Fig. 2. Anonyme, La Truie qui file, v. 1830
Fig. 3. L.-É. Fournier, Aux Singes Verts, v. 1880
Fig. 4.
Anonyme, Truie
qui file, âne qui vielle,
chèvre
qui harpe, v. 1900
L’enseigne du Chat-qui-pelote, simple tableau mort d’un vivant tableau ?
Toute
description fait tableau en soi puisque, selon Bernard
Vouilloux, « les objets sont choisis –
élus, lus –,
"encadrés" » [10],
c’est donc
ici le tableau d’un tableau que Balzac dresse ; il
s’agit bien évidemment de la
« représentation d’une
représentation » [11], de la
représentation scripturale d’une
représentation picturale (imaginaire sans doute, nous le
verrons par la suite). Plus qu’une simple description au
premier degré, la description de cette enseigne devient
description au deuxième degré, entendons
par-là ce que Philippe Hamon désigne comme
étant « déjà
composition et reconstruction du réel (un texte, une image,
une affiche, un film, un tableau…) »
[12].
Puisque le tableau d’enseigne décrit
n’est pas reproduit sur une vignette hors-texte ou
intégré au roman à la
manière des deux prospectus publicitaires
insérés dans le texte de César
Birotteau en guise de « pièces
justificatives » [13] (fig.
1),
enseigne et tableau
d’enseigne restent ici de simples objets de papier. Balzac
compose ce tableau avec pour simple outil, aussi imparfait soit-il, les
mots.
A
la différence de la description du store de la charcuterie
des Quenu-Gradelle dans Le Ventre de Paris de
Zola [14]
qui évoque le Déjeuner sur
l’herbe de Manet ou celui de Monet,
l’enseigne du Chat-qui-pelote ne renvoie à aucune
œuvre célèbre. Elle donne pourtant lieu
à une véritable ekphrasis :
le jeune artiste-peintre réalise une description
complète de cette
« toile » [15],
œuvre
imaginaire qui, si elle ne relève pas de l’art au
sens noble du terme, appartient aux arts décoratifs et
pourrait avoir sa place au Musée Carnavalet
auprès des quelques enseignes parisiennes du XIXe qui
s’y trouvent. Les diverses recherches que nous avons
menées ne nous ont guère permis de mettre au jour
l’existence d’un tel tableau dans les rues de
Paris. Menant son enquête sans doute du
côté de chez Edouard Fournier, Pierre Georges
Castex nous apprend que « rue Vauvilliers, se
rencontrait un authentique Chat-qui-pelote » [16]
et
affirme que « Balzac dut voir cette enseigne au
cours de ses flâneries et en retenir la pittoresque
légende ». L’auteur a cependant
choisi d’occulter le véritable tableau
d’enseigne qui présentait un chat
s’amusant « avec des pelotes de fil ou de
coton » pour lui préférer un
chat qui joue à la longue paume avec un gentilhomme.

- Travail à effectuer
1/ Selon l'extrait sur l'enseigne du Chat-qui-pelote, dans quelle rue Pierre Georges Castex situe-t-il un authentique Chat-qui-pelote ?
2/ Reprenez l'étude sur l'enseigne du Chat-qui-pelote chez Balzac et rédigez-en la suite à partir de sa dernière phrase.
La consultation des enregistrements n'est pas nécessaire.

- Données fournies
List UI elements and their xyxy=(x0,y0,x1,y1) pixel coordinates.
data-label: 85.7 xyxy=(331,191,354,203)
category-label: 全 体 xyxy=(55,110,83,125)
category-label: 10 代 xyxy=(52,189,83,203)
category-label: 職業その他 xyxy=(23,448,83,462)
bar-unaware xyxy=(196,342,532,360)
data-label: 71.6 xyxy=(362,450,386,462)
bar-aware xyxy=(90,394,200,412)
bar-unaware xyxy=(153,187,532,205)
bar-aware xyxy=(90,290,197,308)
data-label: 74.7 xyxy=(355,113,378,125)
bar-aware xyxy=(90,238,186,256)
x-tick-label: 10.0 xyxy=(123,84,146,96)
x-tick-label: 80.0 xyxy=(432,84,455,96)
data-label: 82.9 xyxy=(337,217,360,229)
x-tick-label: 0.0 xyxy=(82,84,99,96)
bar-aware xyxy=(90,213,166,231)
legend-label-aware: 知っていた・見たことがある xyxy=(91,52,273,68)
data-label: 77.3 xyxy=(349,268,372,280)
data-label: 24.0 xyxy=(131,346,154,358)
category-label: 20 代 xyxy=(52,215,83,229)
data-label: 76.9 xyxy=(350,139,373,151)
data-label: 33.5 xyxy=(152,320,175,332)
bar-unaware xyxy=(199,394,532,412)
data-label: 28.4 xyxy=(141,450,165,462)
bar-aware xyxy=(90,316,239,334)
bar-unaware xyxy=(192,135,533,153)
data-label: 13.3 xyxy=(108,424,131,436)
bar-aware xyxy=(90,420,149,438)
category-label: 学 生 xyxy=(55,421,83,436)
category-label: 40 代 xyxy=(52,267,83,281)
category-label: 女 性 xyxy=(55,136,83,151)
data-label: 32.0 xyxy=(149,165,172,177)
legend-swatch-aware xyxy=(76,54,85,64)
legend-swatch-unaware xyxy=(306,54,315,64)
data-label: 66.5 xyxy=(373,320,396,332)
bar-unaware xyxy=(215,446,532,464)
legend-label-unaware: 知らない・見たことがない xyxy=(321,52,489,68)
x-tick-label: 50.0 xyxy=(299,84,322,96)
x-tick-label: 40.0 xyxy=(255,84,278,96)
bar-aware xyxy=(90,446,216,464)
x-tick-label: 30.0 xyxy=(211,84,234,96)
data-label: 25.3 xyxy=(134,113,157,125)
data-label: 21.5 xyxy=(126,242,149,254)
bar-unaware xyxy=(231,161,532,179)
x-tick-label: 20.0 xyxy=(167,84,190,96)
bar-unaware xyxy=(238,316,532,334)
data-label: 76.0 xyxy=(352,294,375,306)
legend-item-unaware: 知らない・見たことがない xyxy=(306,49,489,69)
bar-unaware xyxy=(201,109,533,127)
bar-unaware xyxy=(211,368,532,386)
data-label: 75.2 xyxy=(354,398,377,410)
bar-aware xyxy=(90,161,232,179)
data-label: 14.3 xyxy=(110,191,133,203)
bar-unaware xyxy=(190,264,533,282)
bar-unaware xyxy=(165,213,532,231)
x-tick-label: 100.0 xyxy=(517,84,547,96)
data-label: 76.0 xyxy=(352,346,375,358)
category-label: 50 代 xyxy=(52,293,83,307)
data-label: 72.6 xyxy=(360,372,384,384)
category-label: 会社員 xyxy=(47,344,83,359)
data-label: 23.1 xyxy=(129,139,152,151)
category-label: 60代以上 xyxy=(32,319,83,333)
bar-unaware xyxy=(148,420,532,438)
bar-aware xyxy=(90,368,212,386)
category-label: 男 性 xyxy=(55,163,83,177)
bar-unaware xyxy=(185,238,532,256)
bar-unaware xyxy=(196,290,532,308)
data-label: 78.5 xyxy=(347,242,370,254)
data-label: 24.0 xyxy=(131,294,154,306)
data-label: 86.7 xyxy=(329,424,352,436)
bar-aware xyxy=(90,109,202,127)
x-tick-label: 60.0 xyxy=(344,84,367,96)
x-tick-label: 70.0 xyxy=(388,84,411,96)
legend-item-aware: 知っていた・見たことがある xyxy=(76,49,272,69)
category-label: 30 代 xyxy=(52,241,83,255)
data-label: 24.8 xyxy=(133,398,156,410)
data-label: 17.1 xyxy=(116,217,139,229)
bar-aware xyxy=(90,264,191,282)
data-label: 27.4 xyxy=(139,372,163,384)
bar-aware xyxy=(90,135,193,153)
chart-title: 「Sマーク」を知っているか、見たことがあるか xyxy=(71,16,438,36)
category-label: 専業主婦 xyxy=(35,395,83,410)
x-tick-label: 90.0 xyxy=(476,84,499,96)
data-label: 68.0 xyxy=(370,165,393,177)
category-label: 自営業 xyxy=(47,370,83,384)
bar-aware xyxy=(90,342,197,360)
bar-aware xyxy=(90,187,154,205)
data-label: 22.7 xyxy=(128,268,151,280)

- Réponses proposées
1/ Rue Vauvilliers.

2/
Après
avoir présenté la façade
entière de cette boutique, Balzac reprend la parole
qu’il avait déléguée au
jeune artiste peintre le temps de la présentation de la
façade. Conscient du profond hermétisme
d’une telle enseigne, qui « semble bizarre
à plus d’un négociant
parisien » [17] et
l’est sans doute aussi
aux yeux du lecteur, le narrateur explique qu’elle appartient
à ces « tableaux morts de vivants
tableaux à l’aide desquels nos
espiègles ancêtres avaient réussi
à amener les chalands dans leurs
maisons ». Afin d’illustrer son propos, il
ajoute que des enseignes comme la Truie-qui-file (fig.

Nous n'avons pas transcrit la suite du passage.